STATED EXERCISE: Set the listing down again exactly, please, apart from its pictures.

[Start TASK DATA]

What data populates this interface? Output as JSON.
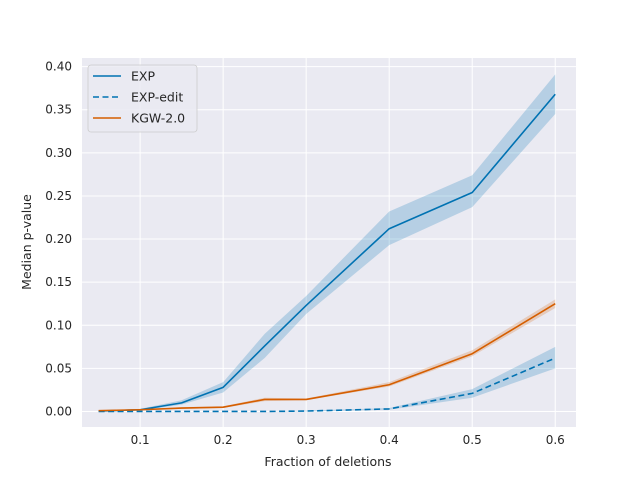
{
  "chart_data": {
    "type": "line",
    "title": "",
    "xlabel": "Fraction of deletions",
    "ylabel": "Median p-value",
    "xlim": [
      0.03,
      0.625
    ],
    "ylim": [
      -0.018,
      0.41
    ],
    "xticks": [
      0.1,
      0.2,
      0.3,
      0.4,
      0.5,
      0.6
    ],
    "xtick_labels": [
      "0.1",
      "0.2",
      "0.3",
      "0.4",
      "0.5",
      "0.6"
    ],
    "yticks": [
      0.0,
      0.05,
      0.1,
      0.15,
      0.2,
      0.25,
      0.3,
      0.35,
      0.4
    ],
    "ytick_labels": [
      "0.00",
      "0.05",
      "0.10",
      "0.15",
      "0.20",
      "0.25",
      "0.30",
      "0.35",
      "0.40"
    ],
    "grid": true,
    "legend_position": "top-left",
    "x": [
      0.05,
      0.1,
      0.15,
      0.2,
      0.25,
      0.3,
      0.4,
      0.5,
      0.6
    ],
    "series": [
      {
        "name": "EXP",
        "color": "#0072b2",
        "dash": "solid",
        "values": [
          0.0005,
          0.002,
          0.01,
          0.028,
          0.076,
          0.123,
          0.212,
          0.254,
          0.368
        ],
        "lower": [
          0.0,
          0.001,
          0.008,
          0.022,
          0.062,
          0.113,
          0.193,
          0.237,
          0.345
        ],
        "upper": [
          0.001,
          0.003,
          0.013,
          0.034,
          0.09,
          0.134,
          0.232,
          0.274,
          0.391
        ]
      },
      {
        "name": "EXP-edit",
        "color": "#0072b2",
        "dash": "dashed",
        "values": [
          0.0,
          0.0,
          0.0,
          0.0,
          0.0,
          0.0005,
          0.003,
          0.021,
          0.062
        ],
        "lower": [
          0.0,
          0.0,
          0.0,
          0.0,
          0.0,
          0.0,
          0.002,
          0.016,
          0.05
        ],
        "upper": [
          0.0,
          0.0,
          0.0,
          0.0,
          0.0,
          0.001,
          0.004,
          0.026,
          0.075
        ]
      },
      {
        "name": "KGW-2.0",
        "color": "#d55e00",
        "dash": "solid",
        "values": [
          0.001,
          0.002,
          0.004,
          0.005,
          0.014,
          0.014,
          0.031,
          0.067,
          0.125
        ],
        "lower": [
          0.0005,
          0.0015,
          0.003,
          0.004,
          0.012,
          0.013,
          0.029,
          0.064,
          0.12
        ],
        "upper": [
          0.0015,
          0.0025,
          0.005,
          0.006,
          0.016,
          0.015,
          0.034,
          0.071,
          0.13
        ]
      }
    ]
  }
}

[End TASK DATA]

FULL RESPONSE:
What data populates this interface? Output as JSON.
{
  "chart_data": {
    "type": "line",
    "title": "",
    "xlabel": "Fraction of deletions",
    "ylabel": "Median p-value",
    "xlim": [
      0.03,
      0.625
    ],
    "ylim": [
      -0.018,
      0.41
    ],
    "xticks": [
      0.1,
      0.2,
      0.3,
      0.4,
      0.5,
      0.6
    ],
    "xtick_labels": [
      "0.1",
      "0.2",
      "0.3",
      "0.4",
      "0.5",
      "0.6"
    ],
    "yticks": [
      0.0,
      0.05,
      0.1,
      0.15,
      0.2,
      0.25,
      0.3,
      0.35,
      0.4
    ],
    "ytick_labels": [
      "0.00",
      "0.05",
      "0.10",
      "0.15",
      "0.20",
      "0.25",
      "0.30",
      "0.35",
      "0.40"
    ],
    "grid": true,
    "legend_position": "top-left",
    "x": [
      0.05,
      0.1,
      0.15,
      0.2,
      0.25,
      0.3,
      0.4,
      0.5,
      0.6
    ],
    "series": [
      {
        "name": "EXP",
        "color": "#0072b2",
        "dash": "solid",
        "values": [
          0.0005,
          0.002,
          0.01,
          0.028,
          0.076,
          0.123,
          0.212,
          0.254,
          0.368
        ],
        "lower": [
          0.0,
          0.001,
          0.008,
          0.022,
          0.062,
          0.113,
          0.193,
          0.237,
          0.345
        ],
        "upper": [
          0.001,
          0.003,
          0.013,
          0.034,
          0.09,
          0.134,
          0.232,
          0.274,
          0.391
        ]
      },
      {
        "name": "EXP-edit",
        "color": "#0072b2",
        "dash": "dashed",
        "values": [
          0.0,
          0.0,
          0.0,
          0.0,
          0.0,
          0.0005,
          0.003,
          0.021,
          0.062
        ],
        "lower": [
          0.0,
          0.0,
          0.0,
          0.0,
          0.0,
          0.0,
          0.002,
          0.016,
          0.05
        ],
        "upper": [
          0.0,
          0.0,
          0.0,
          0.0,
          0.0,
          0.001,
          0.004,
          0.026,
          0.075
        ]
      },
      {
        "name": "KGW-2.0",
        "color": "#d55e00",
        "dash": "solid",
        "values": [
          0.001,
          0.002,
          0.004,
          0.005,
          0.014,
          0.014,
          0.031,
          0.067,
          0.125
        ],
        "lower": [
          0.0005,
          0.0015,
          0.003,
          0.004,
          0.012,
          0.013,
          0.029,
          0.064,
          0.12
        ],
        "upper": [
          0.0015,
          0.0025,
          0.005,
          0.006,
          0.016,
          0.015,
          0.034,
          0.071,
          0.13
        ]
      }
    ]
  }
}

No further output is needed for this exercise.